What you have to do: Each line below should be quoted exactly, please.

Data rows:
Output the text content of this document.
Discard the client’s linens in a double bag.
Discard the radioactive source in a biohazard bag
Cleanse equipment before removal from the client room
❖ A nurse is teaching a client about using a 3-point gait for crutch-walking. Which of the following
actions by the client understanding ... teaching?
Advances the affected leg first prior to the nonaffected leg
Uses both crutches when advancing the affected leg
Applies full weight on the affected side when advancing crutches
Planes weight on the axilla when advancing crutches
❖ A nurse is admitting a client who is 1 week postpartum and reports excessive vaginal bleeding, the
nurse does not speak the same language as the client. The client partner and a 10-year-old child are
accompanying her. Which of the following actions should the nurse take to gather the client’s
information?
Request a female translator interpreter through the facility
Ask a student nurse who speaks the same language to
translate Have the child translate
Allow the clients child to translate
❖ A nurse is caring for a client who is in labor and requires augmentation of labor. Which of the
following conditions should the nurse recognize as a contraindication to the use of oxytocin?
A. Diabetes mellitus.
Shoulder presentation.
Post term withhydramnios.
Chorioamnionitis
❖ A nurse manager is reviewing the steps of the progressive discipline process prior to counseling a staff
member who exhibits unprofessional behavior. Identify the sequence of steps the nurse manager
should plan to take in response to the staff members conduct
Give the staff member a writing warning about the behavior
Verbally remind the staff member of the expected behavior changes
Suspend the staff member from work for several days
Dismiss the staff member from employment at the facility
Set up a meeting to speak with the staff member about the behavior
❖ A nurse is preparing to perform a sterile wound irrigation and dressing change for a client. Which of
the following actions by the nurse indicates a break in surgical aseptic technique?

Answer for this exercise:
Output the text content of this document.
Discard the client’s linens in a double bag.
Discard the radioactive source in a biohazard bag
Cleanse equipment before removal from the client room
❖ A nurse is teaching a client about using a 3-point gait for crutch-walking. Which of the following
actions by the client understanding ... teaching?
Advances the affected leg first prior to the nonaffected leg
Uses both crutches when advancing the affected leg
Applies full weight on the affected side when advancing crutches
Planes weight on the axilla when advancing crutches
❖ A nurse is admitting a client who is 1 week postpartum and reports excessive vaginal bleeding, the
nurse does not speak the same language as the client. The client partner and a 10-year-old child are
accompanying her. Which of the following actions should the nurse take to gather the client’s
information?
Request a female translator interpreter through the facility
Ask a student nurse who speaks the same language to
translate Have the child translate
Allow the clients child to translate
❖ A nurse is caring for a client who is in labor and requires augmentation of labor. Which of the
following conditions should the nurse recognize as a contraindication to the use of oxytocin?
A. Diabetes mellitus.
Shoulder presentation.
Post term withhydramnios.
Chorioamnionitis
❖ A nurse manager is reviewing the steps of the progressive discipline process prior to counseling a staff
member who exhibits unprofessional behavior. Identify the sequence of steps the nurse manager
should plan to take in response to the staff members conduct
Give the staff member a writing warning about the behavior
Verbally remind the staff member of the expected behavior changes
Suspend the staff member from work for several days
Dismiss the staff member from employment at the facility
Set up a meeting to speak with the staff member about the behavior
❖ A nurse is preparing to perform a sterile wound irrigation and dressing change for a client. Which of
the following actions by the nurse indicates a break in surgical aseptic technique?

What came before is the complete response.